* **TASK TO COMPLETE**: Extract every line below, verbatim.

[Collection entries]
----
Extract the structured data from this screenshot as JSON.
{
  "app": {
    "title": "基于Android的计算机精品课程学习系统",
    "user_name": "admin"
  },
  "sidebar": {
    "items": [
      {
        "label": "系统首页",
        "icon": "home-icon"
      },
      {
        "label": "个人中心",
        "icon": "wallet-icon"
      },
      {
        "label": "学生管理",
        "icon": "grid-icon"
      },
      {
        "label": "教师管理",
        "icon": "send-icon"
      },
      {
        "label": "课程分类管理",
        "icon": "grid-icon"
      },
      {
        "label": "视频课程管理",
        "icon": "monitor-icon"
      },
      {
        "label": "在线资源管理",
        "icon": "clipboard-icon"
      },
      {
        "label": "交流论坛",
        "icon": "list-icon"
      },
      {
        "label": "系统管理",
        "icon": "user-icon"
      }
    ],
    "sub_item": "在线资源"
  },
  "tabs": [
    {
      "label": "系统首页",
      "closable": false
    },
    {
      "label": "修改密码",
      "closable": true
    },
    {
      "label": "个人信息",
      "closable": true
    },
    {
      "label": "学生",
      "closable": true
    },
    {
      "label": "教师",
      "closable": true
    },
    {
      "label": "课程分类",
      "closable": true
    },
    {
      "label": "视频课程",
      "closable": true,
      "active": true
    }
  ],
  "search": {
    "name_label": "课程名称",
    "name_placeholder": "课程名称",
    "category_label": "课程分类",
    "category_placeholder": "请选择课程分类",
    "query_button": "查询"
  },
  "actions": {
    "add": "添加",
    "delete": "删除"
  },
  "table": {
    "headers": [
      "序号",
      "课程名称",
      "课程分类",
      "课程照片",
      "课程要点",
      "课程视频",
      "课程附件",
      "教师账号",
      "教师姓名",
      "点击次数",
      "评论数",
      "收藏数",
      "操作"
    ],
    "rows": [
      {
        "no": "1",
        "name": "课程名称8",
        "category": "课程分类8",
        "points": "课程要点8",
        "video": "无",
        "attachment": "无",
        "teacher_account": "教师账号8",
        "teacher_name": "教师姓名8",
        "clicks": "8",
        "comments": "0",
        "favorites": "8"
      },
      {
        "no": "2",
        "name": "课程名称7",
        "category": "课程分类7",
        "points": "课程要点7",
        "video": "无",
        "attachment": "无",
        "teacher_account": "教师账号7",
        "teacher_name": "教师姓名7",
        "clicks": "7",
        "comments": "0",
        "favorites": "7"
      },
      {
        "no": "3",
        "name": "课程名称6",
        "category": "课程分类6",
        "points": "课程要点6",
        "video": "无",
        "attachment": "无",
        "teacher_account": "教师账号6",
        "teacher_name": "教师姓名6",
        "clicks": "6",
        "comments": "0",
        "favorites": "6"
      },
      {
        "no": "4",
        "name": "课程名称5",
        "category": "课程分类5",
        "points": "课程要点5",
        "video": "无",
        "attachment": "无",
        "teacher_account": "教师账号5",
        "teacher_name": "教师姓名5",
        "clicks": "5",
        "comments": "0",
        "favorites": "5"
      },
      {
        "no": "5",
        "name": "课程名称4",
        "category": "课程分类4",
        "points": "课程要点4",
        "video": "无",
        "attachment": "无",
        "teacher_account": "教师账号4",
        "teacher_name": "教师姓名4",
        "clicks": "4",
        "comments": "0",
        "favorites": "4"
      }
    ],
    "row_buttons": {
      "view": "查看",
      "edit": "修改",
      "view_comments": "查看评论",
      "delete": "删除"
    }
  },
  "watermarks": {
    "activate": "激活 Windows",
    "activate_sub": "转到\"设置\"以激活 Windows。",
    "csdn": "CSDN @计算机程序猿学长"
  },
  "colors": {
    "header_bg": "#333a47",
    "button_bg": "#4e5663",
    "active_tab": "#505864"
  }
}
----
* **RESPONSE**:
Extract the structured data from this screenshot as JSON.
{
  "app": {
    "title": "基于Android的计算机精品课程学习系统",
    "user_name": "admin"
  },
  "sidebar": {
    "items": [
      {
        "label": "系统首页",
        "icon": "home-icon"
      },
      {
        "label": "个人中心",
        "icon": "wallet-icon"
      },
      {
        "label": "学生管理",
        "icon": "grid-icon"
      },
      {
        "label": "教师管理",
        "icon": "send-icon"
      },
      {
        "label": "课程分类管理",
        "icon": "grid-icon"
      },
      {
        "label": "视频课程管理",
        "icon": "monitor-icon"
      },
      {
        "label": "在线资源管理",
        "icon": "clipboard-icon"
      },
      {
        "label": "交流论坛",
        "icon": "list-icon"
      },
      {
        "label": "系统管理",
        "icon": "user-icon"
      }
    ],
    "sub_item": "在线资源"
  },
  "tabs": [
    {
      "label": "系统首页",
      "closable": false
    },
    {
      "label": "修改密码",
      "closable": true
    },
    {
      "label": "个人信息",
      "closable": true
    },
    {
      "label": "学生",
      "closable": true
    },
    {
      "label": "教师",
      "closable": true
    },
    {
      "label": "课程分类",
      "closable": true
    },
    {
      "label": "视频课程",
      "closable": true,
      "active": true
    }
  ],
  "search": {
    "name_label": "课程名称",
    "name_placeholder": "课程名称",
    "category_label": "课程分类",
    "category_placeholder": "请选择课程分类",
    "query_button": "查询"
  },
  "actions": {
    "add": "添加",
    "delete": "删除"
  },
  "table": {
    "headers": [
      "序号",
      "课程名称",
      "课程分类",
      "课程照片",
      "课程要点",
      "课程视频",
      "课程附件",
      "教师账号",
      "教师姓名",
      "点击次数",
      "评论数",
      "收藏数",
      "操作"
    ],
    "rows": [
      {
        "no": "1",
        "name": "课程名称8",
        "category": "课程分类8",
        "points": "课程要点8",
        "video": "无",
        "attachment": "无",
        "teacher_account": "教师账号8",
        "teacher_name": "教师姓名8",
        "clicks": "8",
        "comments": "0",
        "favorites": "8"
      },
      {
        "no": "2",
        "name": "课程名称7",
        "category": "课程分类7",
        "points": "课程要点7",
        "video": "无",
        "attachment": "无",
        "teacher_account": "教师账号7",
        "teacher_name": "教师姓名7",
        "clicks": "7",
        "comments": "0",
        "favorites": "7"
      },
      {
        "no": "3",
        "name": "课程名称6",
        "category": "课程分类6",
        "points": "课程要点6",
        "video": "无",
        "attachment": "无",
        "teacher_account": "教师账号6",
        "teacher_name": "教师姓名6",
        "clicks": "6",
        "comments": "0",
        "favorites": "6"
      },
      {
        "no": "4",
        "name": "课程名称5",
        "category": "课程分类5",
        "points": "课程要点5",
        "video": "无",
        "attachment": "无",
        "teacher_account": "教师账号5",
        "teacher_name": "教师姓名5",
        "clicks": "5",
        "comments": "0",
        "favorites": "5"
      },
      {
        "no": "5",
        "name": "课程名称4",
        "category": "课程分类4",
        "points": "课程要点4",
        "video": "无",
        "attachment": "无",
        "teacher_account": "教师账号4",
        "teacher_name": "教师姓名4",
        "clicks": "4",
        "comments": "0",
        "favorites": "4"
      }
    ],
    "row_buttons": {
      "view": "查看",
      "edit": "修改",
      "view_comments": "查看评论",
      "delete": "删除"
    }
  },
  "watermarks": {
    "activate": "激活 Windows",
    "activate_sub": "转到\"设置\"以激活 Windows。",
    "csdn": "CSDN @计算机程序猿学长"
  },
  "colors": {
    "header_bg": "#333a47",
    "button_bg": "#4e5663",
    "active_tab": "#505864"
  }
}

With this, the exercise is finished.